(Data entries)
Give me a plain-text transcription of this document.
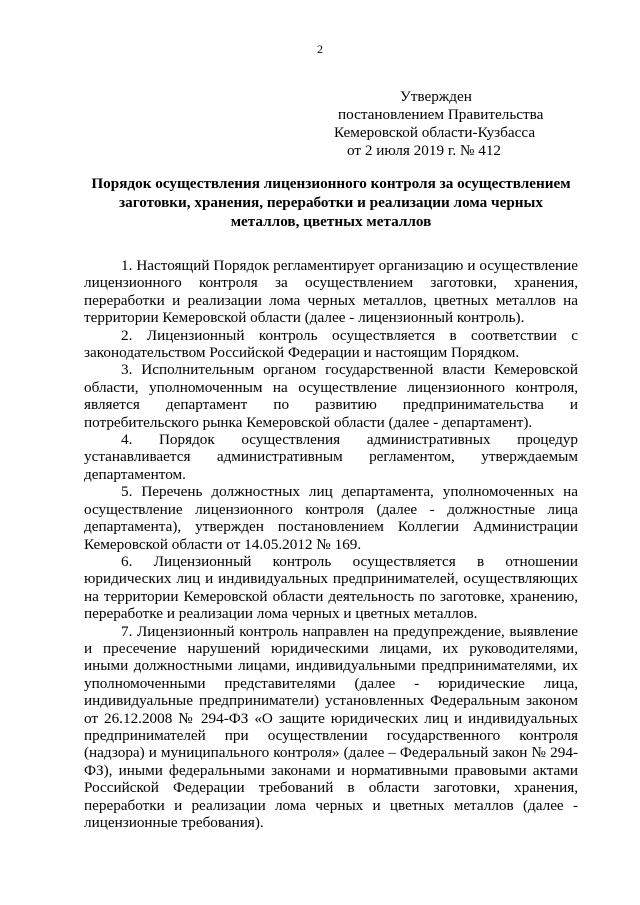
2
Утвержден
постановлением Правительства
Кемеровской области-Кузбасса
от 2 июля 2019 г. № 412
Порядок осуществления лицензионного контроля за осуществлением заготовки, хранения, переработки и реализации лома черных металлов, цветных металлов

1. Настоящий Порядок регламентирует организацию и осуществление лицензионного контроля за осуществлением заготовки, хранения, переработки и реализации лома черных металлов, цветных металлов на территории Кемеровской области (далее - лицензионный контроль).

2. Лицензионный контроль осуществляется в соответствии с законодательством Российской Федерации и настоящим Порядком.

3. Исполнительным органом государственной власти Кемеровской области, уполномоченным на осуществление лицензионного контроля, является департамент по развитию предпринимательства и потребительского рынка Кемеровской области (далее - департамент).

4. Порядок осуществления административных процедур устанавливается административным регламентом, утверждаемым департаментом.

5. Перечень должностных лиц департамента, уполномоченных на осуществление лицензионного контроля (далее - должностные лица департамента), утвержден постановлением Коллегии Администрации Кемеровской области от 14.05.2012 № 169.

6. Лицензионный контроль осуществляется в отношении юридических лиц и индивидуальных предпринимателей, осуществляющих на территории Кемеровской области деятельность по заготовке, хранению, переработке и реализации лома черных и цветных металлов.

7. Лицензионный контроль направлен на предупреждение, выявление и пресечение нарушений юридическими лицами, их руководителями, иными должностными лицами, индивидуальными предпринимателями, их уполномоченными представителями (далее - юридические лица, индивидуальные предприниматели) установленных Федеральным законом от 26.12.2008 № 294-ФЗ «О защите юридических лиц и индивидуальных предпринимателей при осуществлении государственного контроля (надзора) и муниципального контроля» (далее – Федеральный закон № 294-ФЗ), иными федеральными законами и нормативными правовыми актами Российской Федерации требований в области заготовки, хранения, переработки и реализации лома черных и цветных металлов (далее - лицензионные требования).
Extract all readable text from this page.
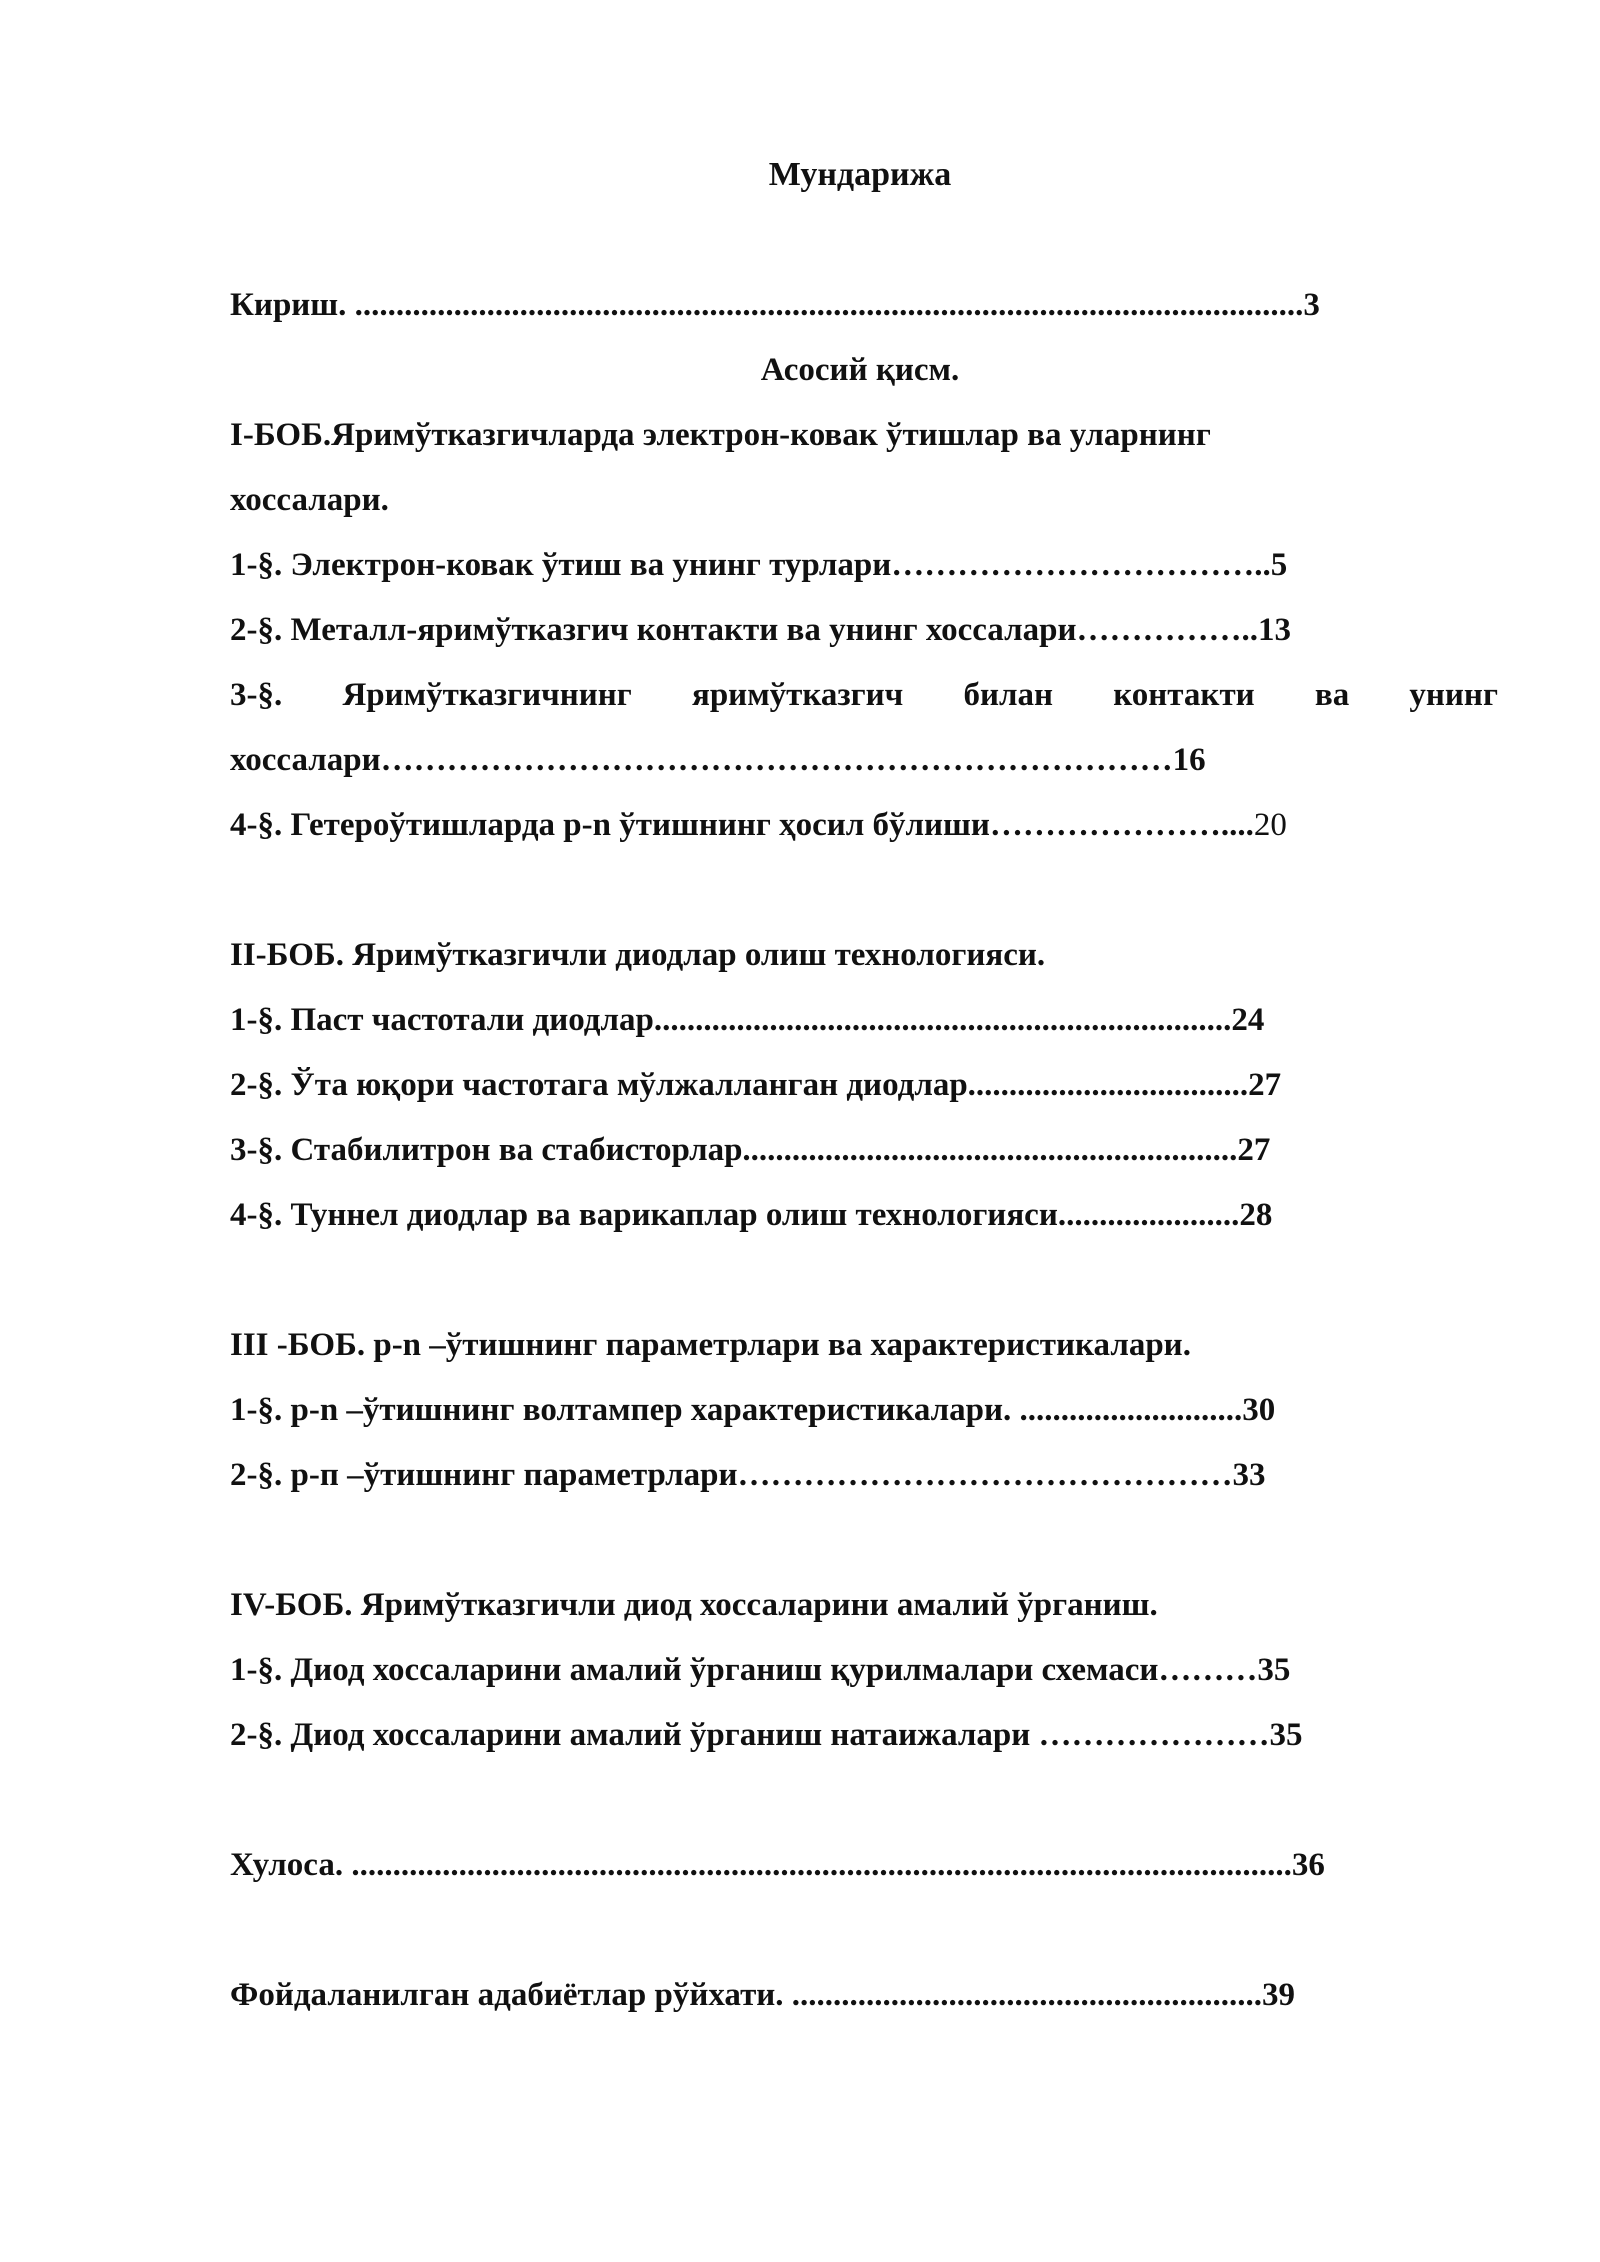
Мундарижа
Кириш. ...................................................................................................................3
Асосий қисм.
I-БОБ.Яримўтказгичларда электрон-ковак ўтишлар ва уларнинг
хоссалари.
1-§. Электрон-ковак ўтиш ва унинг турлари……………………………..5
2-§. Металл-яримўтказгич контакти ва унинг хоссалари……………..13
3-§. Яримўтказгичнинг яримўтказгич билан контакти ва унинг
хоссалари………………………………………………………………16
4-§. Гетероўтишларда p-n ўтишнинг ҳосил бўлиши…………………....20
II-БОБ. Яримўтказгичли диодлар олиш технологияси.
1-§. Паст частотали диодлар......................................................................24
2-§. Ўта юқори частотага мўлжалланган диодлар..................................27
3-§. Стабилитрон ва стабисторлар............................................................27
4-§. Туннел диодлар ва варикаплар олиш технологияси......................28
III -БОБ. p-n –ўтишнинг параметрлари ва характеристикалари.
1-§. p-n –ўтишнинг волтампер характеристикалари. ...........................30
2-§. р-п –ўтишнинг параметрлари………………………………………33
IV-БОБ. Яримўтказгичли диод хоссаларини амалий ўрганиш.
1-§. Диод хоссаларини амалий ўрганиш қурилмалари схемаси………35
2-§. Диод хоссаларини амалий ўрганиш натаижалари …………………35
Хулоса. ..................................................................................................................36
Фойдаланилган адабиётлар рўйхати. .........................................................39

### Task objective
From the listing above, copy every line that includes the word "технологияси".

### Expected answer
II-БОБ. Яримўтказгичли диодлар олиш технологияси.
4-§. Туннел диодлар ва варикаплар олиш технологияси......................28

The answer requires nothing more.